> [Task instructions]: Copy out every record below exactly as written, but leave out any pictures.

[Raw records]
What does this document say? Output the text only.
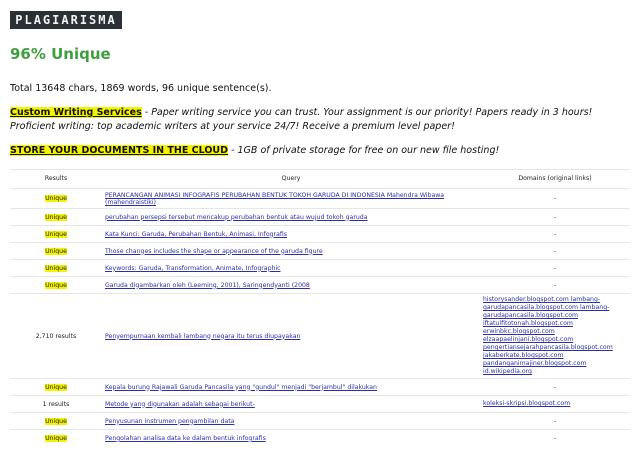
PLAGIARISMA
96% Unique
Total 13648 chars, 1869 words, 96 unique sentence(s).
Custom Writing Services - Paper writing service you can trust. Your assignment is our priority! Papers ready in 3 hours! Proficient writing: top academic writers at your service 24/7! Receive a premium level paper!
STORE YOUR DOCUMENTS IN THE CLOUD - 1GB of private storage for free on our new file hosting!
Results	Query	Domains (original links)
Unique	PERANCANGAN ANIMASI INFOGRAFIS PERUBAHAN BENTUK TOKOH GARUDA DI INDONESIA Mahendra Wibawa (mahendraistiki)	-
Unique	perubahan persepsi tersebut mencakup perubahan bentuk atau wujud tokoh garuda	-
Unique	Kata Kunci: Garuda, Perubahan Bentuk, Animasi, Infografis	-
Unique	Those changes includes the shape or appearance of the garuda figure	-
Unique	Keywords: Garuda, Transformation, Animate, Infographic	-
Unique	Garuda digambarkan oleh (Leeming, 2001), Saringendyanti (2008	-
2,710 results	Penyempurnaan kembali lambang negara itu terus diupayakan	historysander.blogspot.com lambang-garudapancasila.blogspot.com lambang-garudapancasila.blogspot.com iftatulfitotonah.blogspot.com erwinbkc.blogspot.com elzaapaelinjani.blogspot.com pengertiansejarahpancasila.blogspot.com jakaberkate.blogspot.com pandanganimajiner.blogspot.com id.wikipedia.org
Unique	Kepala burung Rajawali Garuda Pancasila yang "gundul" menjadi "berjambul" dilakukan	-
1 results	Metode yang digunakan adalah sebagai berikut-	koleksi-skripsi.blogspot.com
Unique	Penyusunan instrumen pengambilan data	-
Unique	Pengolahan analisa data ke dalam bentuk infografis	-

> [Response to this task]:
What does this document say? Output the text only.
PLAGIARISMA
96% Unique
Total 13648 chars, 1869 words, 96 unique sentence(s).
Custom Writing Services - Paper writing service you can trust. Your assignment is our priority! Papers ready in 3 hours! Proficient writing: top academic writers at your service 24/7! Receive a premium level paper!
STORE YOUR DOCUMENTS IN THE CLOUD - 1GB of private storage for free on our new file hosting!
Results	Query	Domains (original links)
Unique	PERANCANGAN ANIMASI INFOGRAFIS PERUBAHAN BENTUK TOKOH GARUDA DI INDONESIA Mahendra Wibawa (mahendraistiki)	-
Unique	perubahan persepsi tersebut mencakup perubahan bentuk atau wujud tokoh garuda	-
Unique	Kata Kunci: Garuda, Perubahan Bentuk, Animasi, Infografis	-
Unique	Those changes includes the shape or appearance of the garuda figure	-
Unique	Keywords: Garuda, Transformation, Animate, Infographic	-
Unique	Garuda digambarkan oleh (Leeming, 2001), Saringendyanti (2008	-
2,710 results	Penyempurnaan kembali lambang negara itu terus diupayakan	historysander.blogspot.com lambang-garudapancasila.blogspot.com lambang-garudapancasila.blogspot.com iftatulfitotonah.blogspot.com erwinbkc.blogspot.com elzaapaelinjani.blogspot.com pengertiansejarahpancasila.blogspot.com jakaberkate.blogspot.com pandanganimajiner.blogspot.com id.wikipedia.org
Unique	Kepala burung Rajawali Garuda Pancasila yang "gundul" menjadi "berjambul" dilakukan	-
1 results	Metode yang digunakan adalah sebagai berikut-	koleksi-skripsi.blogspot.com
Unique	Penyusunan instrumen pengambilan data	-
Unique	Pengolahan analisa data ke dalam bentuk infografis	-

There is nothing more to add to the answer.